**** Supplied material ****
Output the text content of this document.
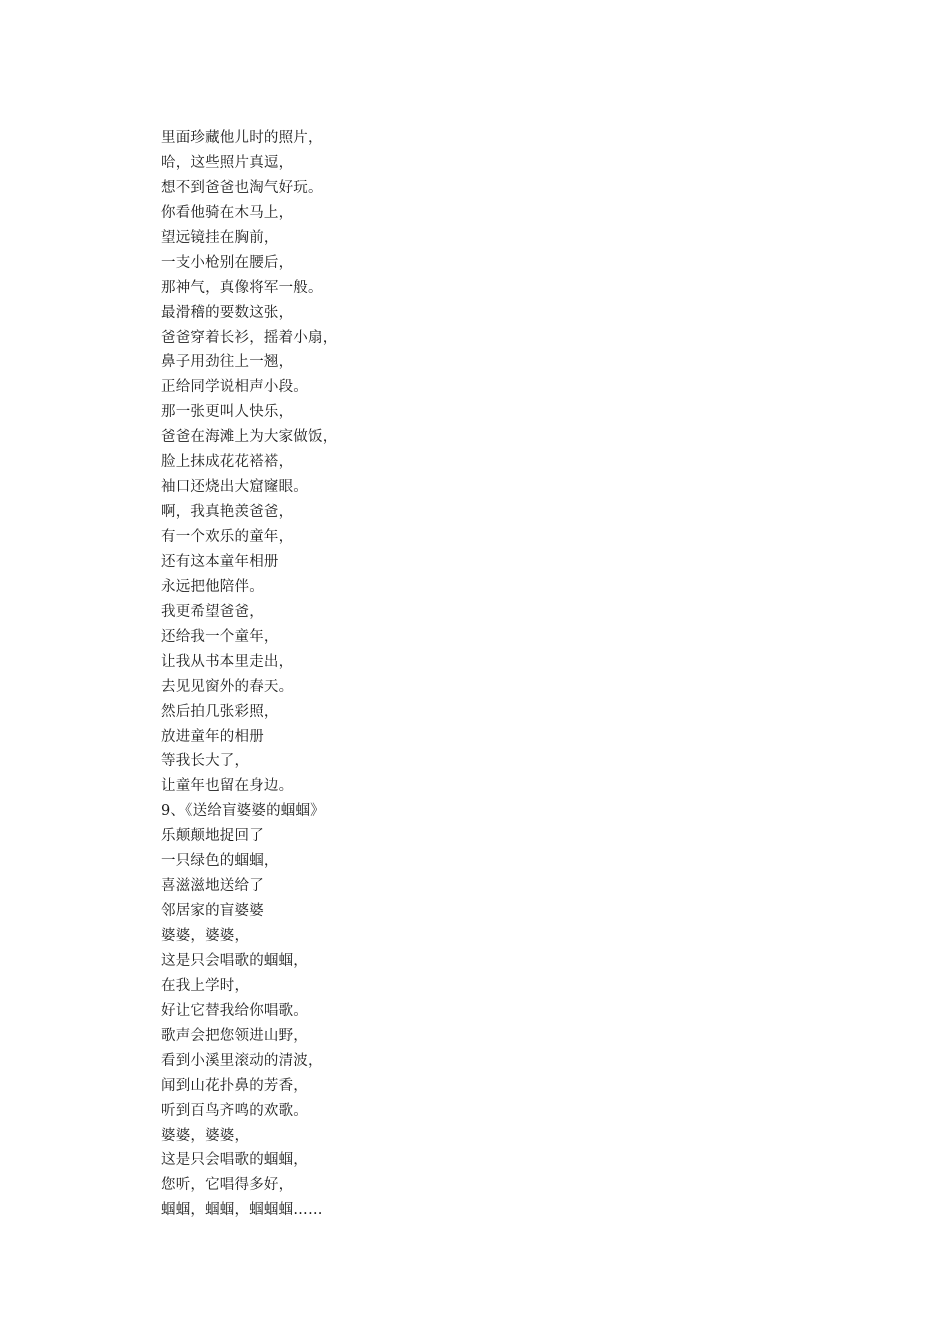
里面珍藏他儿时的照片，
哈，这些照片真逗，
想不到爸爸也淘气好玩。
你看他骑在木马上，
望远镜挂在胸前，
一支小枪别在腰后，
那神气，真像将军一般。
最滑稽的要数这张，
爸爸穿着长衫，摇着小扇，
鼻子用劲往上一翘，
正给同学说相声小段。
那一张更叫人快乐，
爸爸在海滩上为大家做饭，
脸上抹成花花褡褡，
袖口还烧出大窟窿眼。
啊，我真艳羡爸爸，
有一个欢乐的童年，
还有这本童年相册
永远把他陪伴。
我更希望爸爸，
还给我一个童年，
让我从书本里走出，
去见见窗外的春天。
然后拍几张彩照，
放进童年的相册
等我长大了，
让童年也留在身边。
9、《送给盲婆婆的蝈蝈》
乐颠颠地捉回了
一只绿色的蝈蝈，
喜滋滋地送给了
邻居家的盲婆婆
婆婆，婆婆，
这是只会唱歌的蝈蝈，
在我上学时，
好让它替我给你唱歌。
歌声会把您领进山野，
看到小溪里滚动的清波，
闻到山花扑鼻的芳香，
听到百鸟齐鸣的欢歌。
婆婆，婆婆，
这是只会唱歌的蝈蝈，
您听，它唱得多好，
蝈蝈，蝈蝈，蝈蝈蝈……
****
Stated task:
An exact transcription of all the entries is required, without the pictures.

The response:
Output the text content of this document.
里面珍藏他儿时的照片，
哈，这些照片真逗，
想不到爸爸也淘气好玩。
你看他骑在木马上，
望远镜挂在胸前，
一支小枪别在腰后，
那神气，真像将军一般。
最滑稽的要数这张，
爸爸穿着长衫，摇着小扇，
鼻子用劲往上一翘，
正给同学说相声小段。
那一张更叫人快乐，
爸爸在海滩上为大家做饭，
脸上抹成花花褡褡，
袖口还烧出大窟窿眼。
啊，我真艳羡爸爸，
有一个欢乐的童年，
还有这本童年相册
永远把他陪伴。
我更希望爸爸，
还给我一个童年，
让我从书本里走出，
去见见窗外的春天。
然后拍几张彩照，
放进童年的相册
等我长大了，
让童年也留在身边。
9、《送给盲婆婆的蝈蝈》
乐颠颠地捉回了
一只绿色的蝈蝈，
喜滋滋地送给了
邻居家的盲婆婆
婆婆，婆婆，
这是只会唱歌的蝈蝈，
在我上学时，
好让它替我给你唱歌。
歌声会把您领进山野，
看到小溪里滚动的清波，
闻到山花扑鼻的芳香，
听到百鸟齐鸣的欢歌。
婆婆，婆婆，
这是只会唱歌的蝈蝈，
您听，它唱得多好，
蝈蝈，蝈蝈，蝈蝈蝈……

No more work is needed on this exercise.